Show each line of the data below that contains the string "yellow". Treat uppercase and lowercase letters as different.

-- -- --

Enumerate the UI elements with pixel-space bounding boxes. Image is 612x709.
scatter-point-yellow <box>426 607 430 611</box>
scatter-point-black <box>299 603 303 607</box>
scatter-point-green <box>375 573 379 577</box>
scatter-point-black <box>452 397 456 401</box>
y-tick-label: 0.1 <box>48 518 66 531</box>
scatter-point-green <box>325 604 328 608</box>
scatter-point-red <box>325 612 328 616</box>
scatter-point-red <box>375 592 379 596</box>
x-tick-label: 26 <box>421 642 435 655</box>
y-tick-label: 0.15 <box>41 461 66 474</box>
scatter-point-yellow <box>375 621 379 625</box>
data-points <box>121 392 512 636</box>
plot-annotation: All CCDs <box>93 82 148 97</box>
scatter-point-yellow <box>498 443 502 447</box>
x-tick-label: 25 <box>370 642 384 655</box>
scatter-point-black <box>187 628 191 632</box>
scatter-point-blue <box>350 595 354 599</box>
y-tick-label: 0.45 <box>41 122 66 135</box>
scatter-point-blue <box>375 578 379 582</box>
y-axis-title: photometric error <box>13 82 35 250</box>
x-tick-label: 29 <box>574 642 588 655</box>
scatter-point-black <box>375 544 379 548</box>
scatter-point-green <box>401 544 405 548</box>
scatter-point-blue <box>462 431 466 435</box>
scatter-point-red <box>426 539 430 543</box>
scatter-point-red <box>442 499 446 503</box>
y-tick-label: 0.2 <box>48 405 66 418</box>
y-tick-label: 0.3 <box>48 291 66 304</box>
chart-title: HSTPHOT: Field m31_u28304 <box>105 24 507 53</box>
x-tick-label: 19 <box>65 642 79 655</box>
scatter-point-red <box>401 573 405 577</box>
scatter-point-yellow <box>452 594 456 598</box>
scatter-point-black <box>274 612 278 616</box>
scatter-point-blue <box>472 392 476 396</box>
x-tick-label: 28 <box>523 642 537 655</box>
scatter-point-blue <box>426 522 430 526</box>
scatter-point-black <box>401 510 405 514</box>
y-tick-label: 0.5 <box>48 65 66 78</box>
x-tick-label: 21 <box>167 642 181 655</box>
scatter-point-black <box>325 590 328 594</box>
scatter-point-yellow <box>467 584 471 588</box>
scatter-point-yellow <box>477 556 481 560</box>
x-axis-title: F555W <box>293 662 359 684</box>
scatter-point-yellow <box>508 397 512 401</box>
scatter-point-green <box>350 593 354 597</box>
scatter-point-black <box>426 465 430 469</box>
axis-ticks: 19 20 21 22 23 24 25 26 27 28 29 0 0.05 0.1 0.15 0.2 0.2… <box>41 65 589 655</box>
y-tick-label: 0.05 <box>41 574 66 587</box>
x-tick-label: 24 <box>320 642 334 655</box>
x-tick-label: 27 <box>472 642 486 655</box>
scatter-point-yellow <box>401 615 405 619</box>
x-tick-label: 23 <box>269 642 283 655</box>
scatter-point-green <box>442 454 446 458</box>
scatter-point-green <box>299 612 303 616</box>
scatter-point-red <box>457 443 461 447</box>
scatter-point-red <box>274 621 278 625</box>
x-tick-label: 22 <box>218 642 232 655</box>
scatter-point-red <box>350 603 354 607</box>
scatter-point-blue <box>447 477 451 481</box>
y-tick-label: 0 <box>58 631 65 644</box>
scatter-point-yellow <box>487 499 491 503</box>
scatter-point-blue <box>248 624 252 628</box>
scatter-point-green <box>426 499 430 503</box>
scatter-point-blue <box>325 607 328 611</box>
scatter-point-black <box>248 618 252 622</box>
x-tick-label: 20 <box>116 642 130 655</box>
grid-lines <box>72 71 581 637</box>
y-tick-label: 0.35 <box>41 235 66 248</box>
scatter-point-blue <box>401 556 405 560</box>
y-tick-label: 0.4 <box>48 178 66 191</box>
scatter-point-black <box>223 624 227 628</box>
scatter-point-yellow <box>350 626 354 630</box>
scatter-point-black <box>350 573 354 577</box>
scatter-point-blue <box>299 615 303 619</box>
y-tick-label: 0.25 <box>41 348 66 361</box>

-- -- --

▸ Response to the task:
scatter-point-yellow <box>426 607 430 611</box>
scatter-point-yellow <box>375 621 379 625</box>
scatter-point-yellow <box>498 443 502 447</box>
scatter-point-yellow <box>452 594 456 598</box>
scatter-point-yellow <box>467 584 471 588</box>
scatter-point-yellow <box>477 556 481 560</box>
scatter-point-yellow <box>508 397 512 401</box>
scatter-point-yellow <box>401 615 405 619</box>
scatter-point-yellow <box>487 499 491 503</box>
scatter-point-yellow <box>350 626 354 630</box>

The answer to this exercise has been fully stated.